**Brief**
Collect every line of the records below that contains the word "nenero".

[Records about charts and figures]
=-=-=
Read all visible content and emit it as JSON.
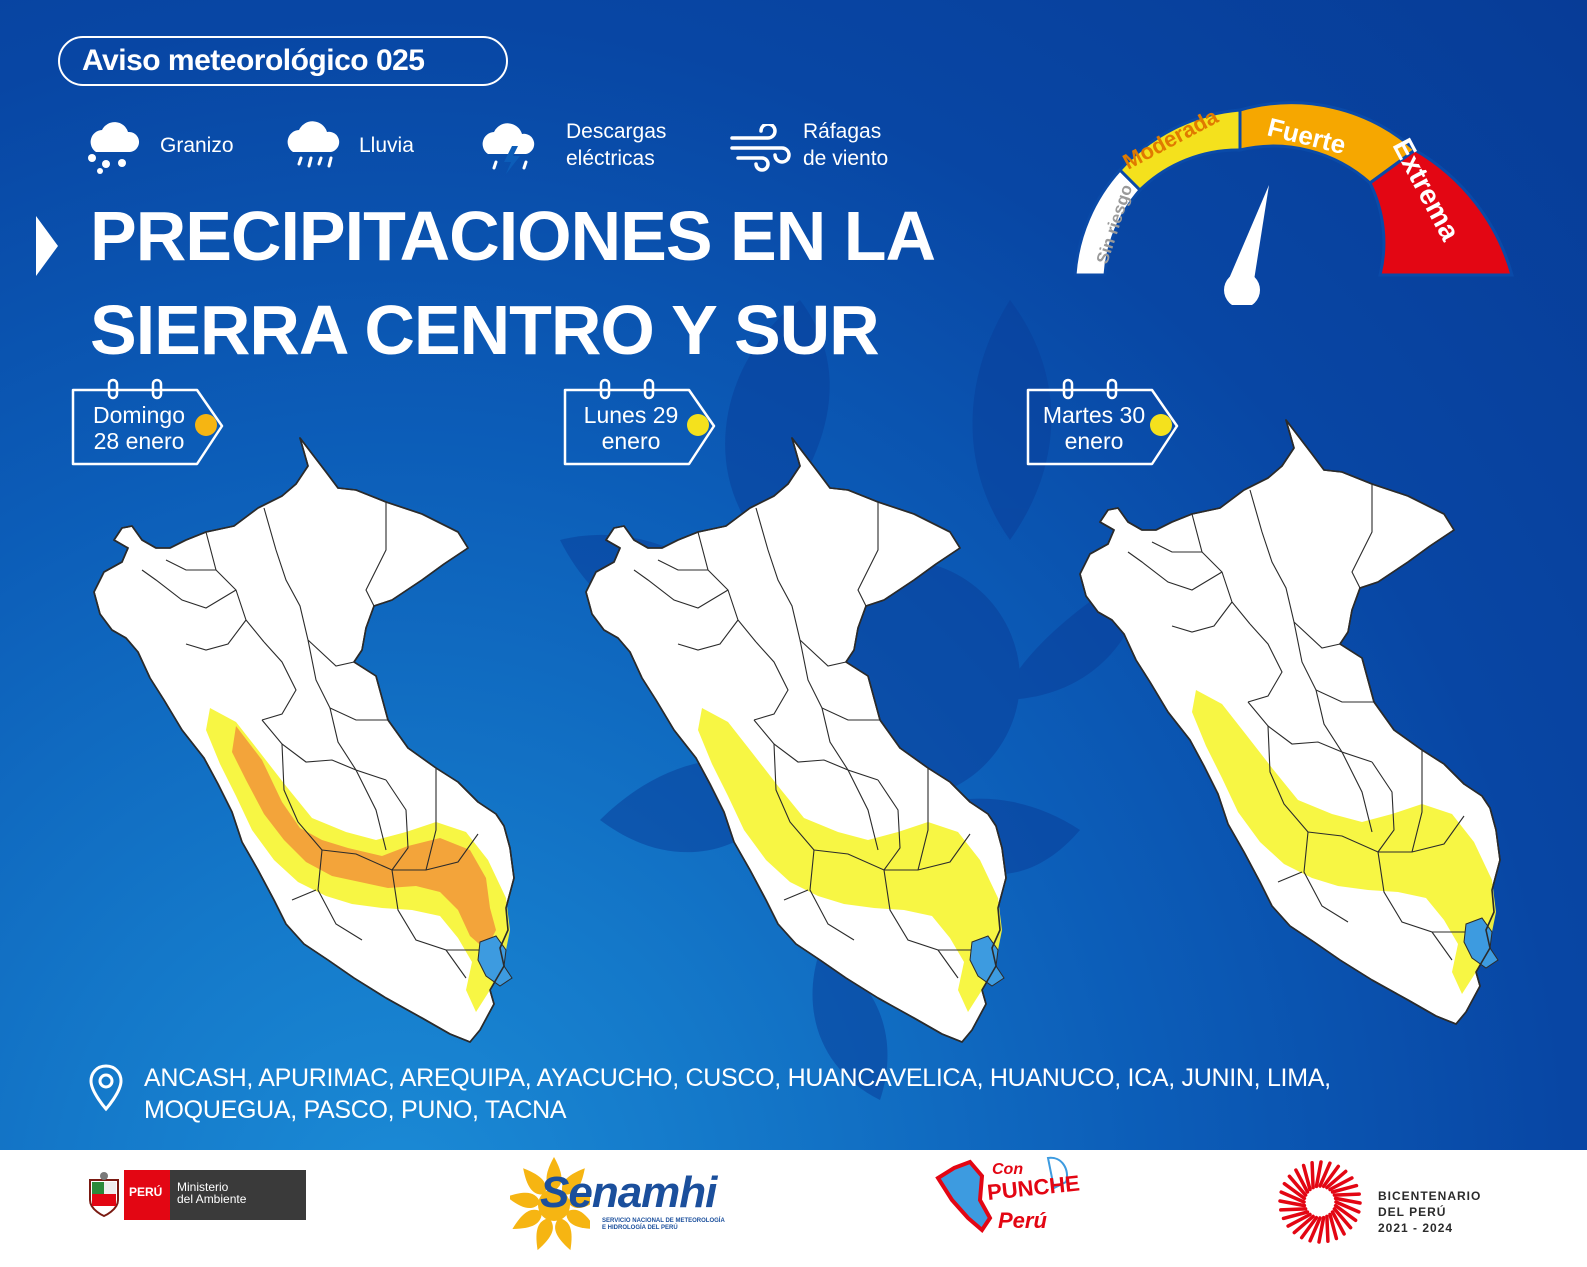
{
  "notice": {
    "label": "Aviso meteorológico 025"
  },
  "legend": [
    {
      "icon": "hail-icon",
      "label": "Granizo"
    },
    {
      "icon": "rain-icon",
      "label": "Lluvia"
    },
    {
      "icon": "lightning-icon",
      "label": "Descargas\neléctricas"
    },
    {
      "icon": "wind-gust-icon",
      "label": "Ráfagas\nde viento"
    }
  ],
  "title": {
    "line1": "PRECIPITACIONES EN LA",
    "line2": "SIERRA CENTRO Y SUR"
  },
  "gauge": {
    "levels": [
      {
        "label": "Sin riesgo",
        "color": "#ffffff"
      },
      {
        "label": "Moderada",
        "color": "#f4e11d"
      },
      {
        "label": "Fuerte",
        "color": "#f6a700"
      },
      {
        "label": "Extrema",
        "color": "#e30613"
      }
    ],
    "needle_level": "Fuerte"
  },
  "days": [
    {
      "label": "Domingo\n28 enero",
      "max_level": "Fuerte",
      "dot_color": "#f6b512"
    },
    {
      "label": "Lunes 29\nenero",
      "max_level": "Moderada",
      "dot_color": "#f4e11d"
    },
    {
      "label": "Martes 30\nenero",
      "max_level": "Moderada",
      "dot_color": "#f4e11d"
    }
  ],
  "colors": {
    "moderate": "#f7f53a",
    "strong": "#f3a43a",
    "lake": "#3d9be0",
    "map_fill": "#ffffff",
    "map_border": "#2b2b2b"
  },
  "regions": {
    "icon": "location-pin-icon",
    "text": "ANCASH, APURIMAC, AREQUIPA, AYACUCHO, CUSCO, HUANCAVELICA, HUANUCO, ICA, JUNIN, LIMA, MOQUEGUA, PASCO, PUNO, TACNA"
  },
  "footer": {
    "peru_label": "PERÚ",
    "ministry_label": "Ministerio\ndel Ambiente",
    "senamhi_name": "Senamhi",
    "senamhi_sub": "SERVICIO NACIONAL DE METEOROLOGÍA\nE HIDROLOGÍA DEL PERÚ",
    "punche_con": "Con",
    "punche_main": "PUNCHE",
    "punche_peru": "Perú",
    "bicentenario": "BICENTENARIO\nDEL PERÚ\n2021 - 2024"
  }
}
=-=-=
**Exercise answer**
      "label": "Lunes 29\nenero",
      "label": "Martes 30\nenero",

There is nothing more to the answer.